- **Exercise requirements**:
Omit the pictures, please, and give each record below again exactly.

------ Excerpted records ------

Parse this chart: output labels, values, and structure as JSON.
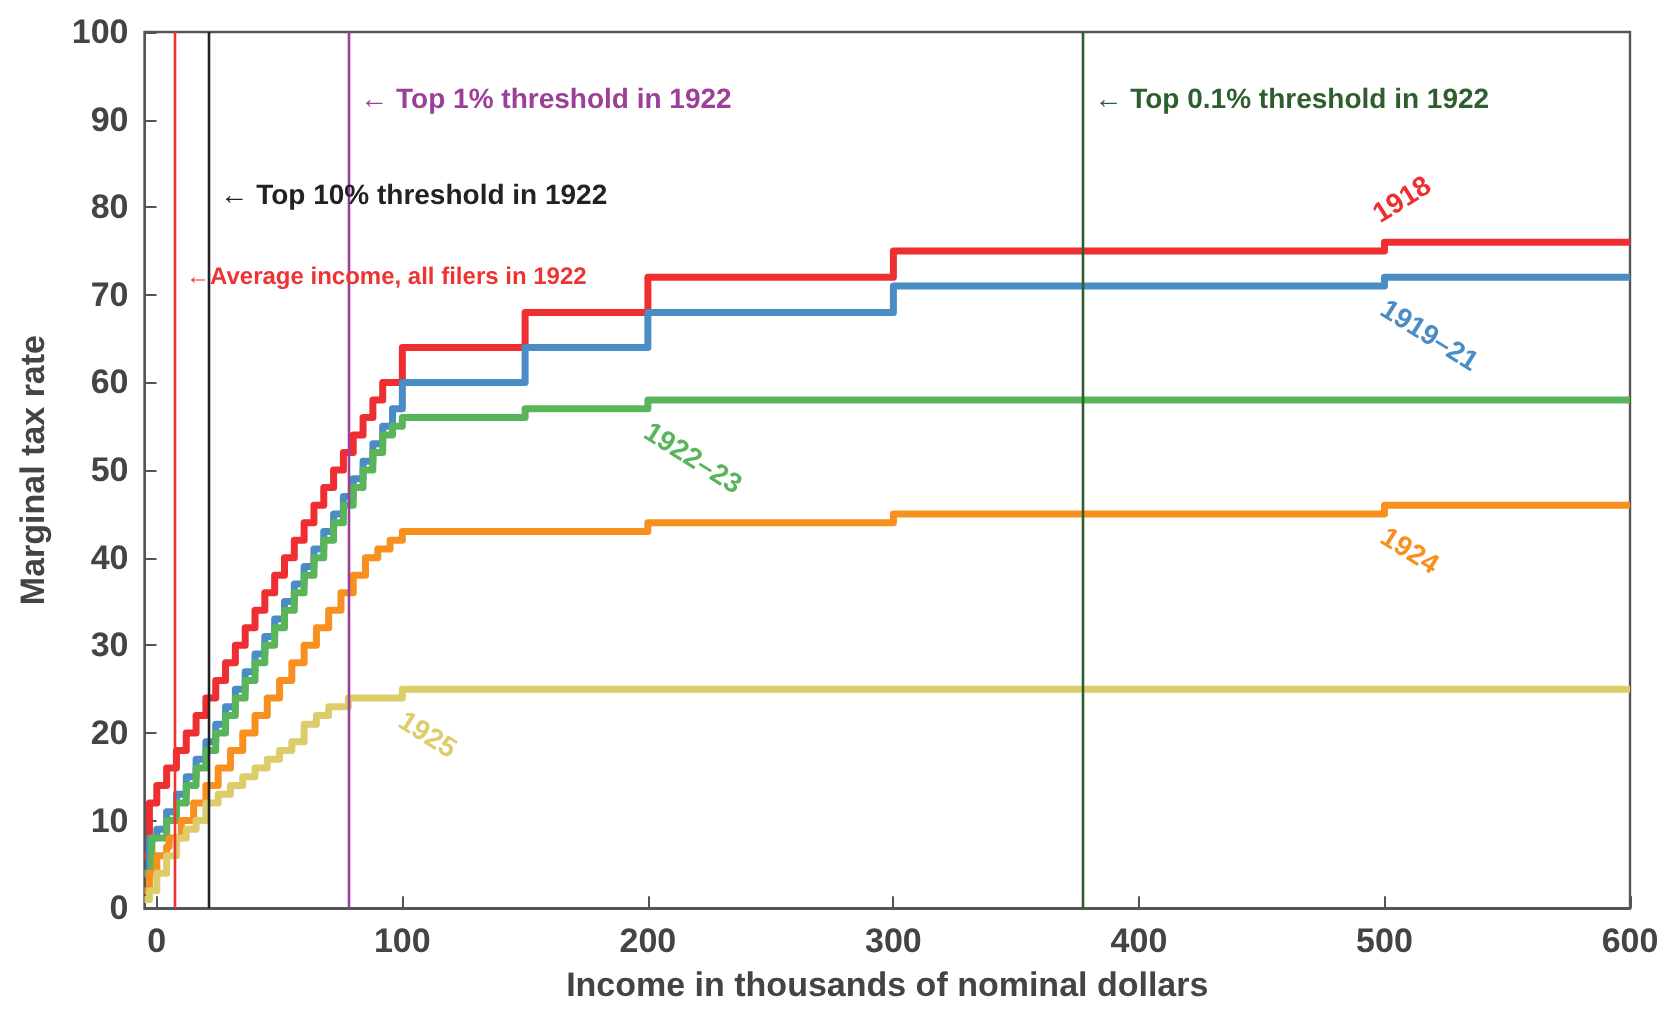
{
  "chart_data": {
    "type": "step",
    "xlabel": "Income in thousands of nominal dollars",
    "ylabel": "Marginal tax rate",
    "xlim": [
      -5,
      600
    ],
    "xticks": [
      0,
      100,
      200,
      300,
      400,
      500,
      600
    ],
    "ylim": [
      0,
      100
    ],
    "yticks": [
      0,
      10,
      20,
      30,
      40,
      50,
      60,
      70,
      80,
      90,
      100
    ],
    "grid": false,
    "line_style": "solid",
    "series": [
      {
        "name": "1918",
        "color": "#ee2e30",
        "x": [
          -5,
          -3,
          0,
          4,
          8,
          12,
          16,
          20,
          24,
          28,
          32,
          36,
          40,
          44,
          48,
          52,
          56,
          60,
          64,
          68,
          72,
          76,
          80,
          84,
          88,
          92,
          100,
          150,
          200,
          300,
          500,
          600
        ],
        "values": [
          6,
          12,
          14,
          16,
          18,
          20,
          22,
          24,
          26,
          28,
          30,
          32,
          34,
          36,
          38,
          40,
          42,
          44,
          46,
          48,
          50,
          52,
          54,
          56,
          58,
          60,
          64,
          68,
          72,
          75,
          76,
          76
        ]
      },
      {
        "name": "1919–21",
        "color": "#4a8cc4",
        "x": [
          -5,
          -3,
          0,
          4,
          8,
          12,
          16,
          20,
          24,
          28,
          32,
          36,
          40,
          44,
          48,
          52,
          56,
          60,
          64,
          68,
          72,
          76,
          80,
          84,
          88,
          92,
          96,
          100,
          150,
          200,
          300,
          500,
          600
        ],
        "values": [
          4,
          8,
          9,
          11,
          13,
          15,
          17,
          19,
          21,
          23,
          25,
          27,
          29,
          31,
          33,
          35,
          37,
          39,
          41,
          43,
          45,
          47,
          49,
          51,
          53,
          55,
          57,
          60,
          64,
          68,
          71,
          72,
          72
        ]
      },
      {
        "name": "1922–23",
        "color": "#5ab55a",
        "x": [
          -5,
          -2,
          0,
          4,
          8,
          12,
          16,
          20,
          24,
          28,
          32,
          36,
          40,
          44,
          48,
          52,
          56,
          60,
          64,
          68,
          72,
          76,
          80,
          84,
          88,
          92,
          96,
          100,
          150,
          200,
          600
        ],
        "values": [
          4,
          8,
          8,
          10,
          12,
          14,
          16,
          18,
          20,
          22,
          24,
          26,
          28,
          30,
          32,
          34,
          36,
          38,
          40,
          42,
          44,
          46,
          48,
          50,
          52,
          54,
          55,
          56,
          57,
          58,
          58
        ]
      },
      {
        "name": "1924",
        "color": "#f7901e",
        "x": [
          -5,
          -3,
          0,
          4,
          5,
          10,
          15,
          20,
          25,
          30,
          35,
          40,
          45,
          50,
          55,
          60,
          65,
          70,
          75,
          80,
          85,
          90,
          95,
          100,
          200,
          300,
          500,
          600
        ],
        "values": [
          2,
          4,
          6,
          7,
          8,
          10,
          12,
          14,
          16,
          18,
          20,
          22,
          24,
          26,
          28,
          30,
          32,
          34,
          36,
          38,
          40,
          41,
          42,
          43,
          44,
          45,
          46,
          46
        ]
      },
      {
        "name": "1925",
        "color": "#dccd6a",
        "x": [
          -5,
          -3,
          0,
          4,
          8,
          12,
          16,
          20,
          25,
          30,
          35,
          40,
          45,
          50,
          55,
          60,
          65,
          70,
          78,
          100,
          600
        ],
        "values": [
          1,
          2,
          4,
          6,
          8,
          9,
          10,
          12,
          13,
          14,
          15,
          16,
          17,
          18,
          19,
          21,
          22,
          23,
          24,
          25,
          25
        ]
      }
    ],
    "ref_lines": [
      {
        "axis": "x",
        "value": 7,
        "label": "←Average income, all filers in 1922",
        "color": "#ee3333"
      },
      {
        "axis": "x",
        "value": 21,
        "label": "← Top 10% threshold in 1922",
        "color": "#222222"
      },
      {
        "axis": "x",
        "value": 78,
        "label": "← Top 1% threshold in 1922",
        "color": "#9c3f98"
      },
      {
        "axis": "x",
        "value": 377,
        "label": "← Top 0.1% threshold in 1922",
        "color": "#2e5e2e"
      }
    ]
  }
}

------

- **Result**:
Parse this chart: output labels, values, and structure as JSON.
{
  "chart_data": {
    "type": "step",
    "xlabel": "Income in thousands of nominal dollars",
    "ylabel": "Marginal tax rate",
    "xlim": [
      -5,
      600
    ],
    "xticks": [
      0,
      100,
      200,
      300,
      400,
      500,
      600
    ],
    "ylim": [
      0,
      100
    ],
    "yticks": [
      0,
      10,
      20,
      30,
      40,
      50,
      60,
      70,
      80,
      90,
      100
    ],
    "grid": false,
    "line_style": "solid",
    "series": [
      {
        "name": "1918",
        "color": "#ee2e30",
        "x": [
          -5,
          -3,
          0,
          4,
          8,
          12,
          16,
          20,
          24,
          28,
          32,
          36,
          40,
          44,
          48,
          52,
          56,
          60,
          64,
          68,
          72,
          76,
          80,
          84,
          88,
          92,
          100,
          150,
          200,
          300,
          500,
          600
        ],
        "values": [
          6,
          12,
          14,
          16,
          18,
          20,
          22,
          24,
          26,
          28,
          30,
          32,
          34,
          36,
          38,
          40,
          42,
          44,
          46,
          48,
          50,
          52,
          54,
          56,
          58,
          60,
          64,
          68,
          72,
          75,
          76,
          76
        ]
      },
      {
        "name": "1919–21",
        "color": "#4a8cc4",
        "x": [
          -5,
          -3,
          0,
          4,
          8,
          12,
          16,
          20,
          24,
          28,
          32,
          36,
          40,
          44,
          48,
          52,
          56,
          60,
          64,
          68,
          72,
          76,
          80,
          84,
          88,
          92,
          96,
          100,
          150,
          200,
          300,
          500,
          600
        ],
        "values": [
          4,
          8,
          9,
          11,
          13,
          15,
          17,
          19,
          21,
          23,
          25,
          27,
          29,
          31,
          33,
          35,
          37,
          39,
          41,
          43,
          45,
          47,
          49,
          51,
          53,
          55,
          57,
          60,
          64,
          68,
          71,
          72,
          72
        ]
      },
      {
        "name": "1922–23",
        "color": "#5ab55a",
        "x": [
          -5,
          -2,
          0,
          4,
          8,
          12,
          16,
          20,
          24,
          28,
          32,
          36,
          40,
          44,
          48,
          52,
          56,
          60,
          64,
          68,
          72,
          76,
          80,
          84,
          88,
          92,
          96,
          100,
          150,
          200,
          600
        ],
        "values": [
          4,
          8,
          8,
          10,
          12,
          14,
          16,
          18,
          20,
          22,
          24,
          26,
          28,
          30,
          32,
          34,
          36,
          38,
          40,
          42,
          44,
          46,
          48,
          50,
          52,
          54,
          55,
          56,
          57,
          58,
          58
        ]
      },
      {
        "name": "1924",
        "color": "#f7901e",
        "x": [
          -5,
          -3,
          0,
          4,
          5,
          10,
          15,
          20,
          25,
          30,
          35,
          40,
          45,
          50,
          55,
          60,
          65,
          70,
          75,
          80,
          85,
          90,
          95,
          100,
          200,
          300,
          500,
          600
        ],
        "values": [
          2,
          4,
          6,
          7,
          8,
          10,
          12,
          14,
          16,
          18,
          20,
          22,
          24,
          26,
          28,
          30,
          32,
          34,
          36,
          38,
          40,
          41,
          42,
          43,
          44,
          45,
          46,
          46
        ]
      },
      {
        "name": "1925",
        "color": "#dccd6a",
        "x": [
          -5,
          -3,
          0,
          4,
          8,
          12,
          16,
          20,
          25,
          30,
          35,
          40,
          45,
          50,
          55,
          60,
          65,
          70,
          78,
          100,
          600
        ],
        "values": [
          1,
          2,
          4,
          6,
          8,
          9,
          10,
          12,
          13,
          14,
          15,
          16,
          17,
          18,
          19,
          21,
          22,
          23,
          24,
          25,
          25
        ]
      }
    ],
    "ref_lines": [
      {
        "axis": "x",
        "value": 7,
        "label": "←Average income, all filers in 1922",
        "color": "#ee3333"
      },
      {
        "axis": "x",
        "value": 21,
        "label": "← Top 10% threshold in 1922",
        "color": "#222222"
      },
      {
        "axis": "x",
        "value": 78,
        "label": "← Top 1% threshold in 1922",
        "color": "#9c3f98"
      },
      {
        "axis": "x",
        "value": 377,
        "label": "← Top 0.1% threshold in 1922",
        "color": "#2e5e2e"
      }
    ]
  }
}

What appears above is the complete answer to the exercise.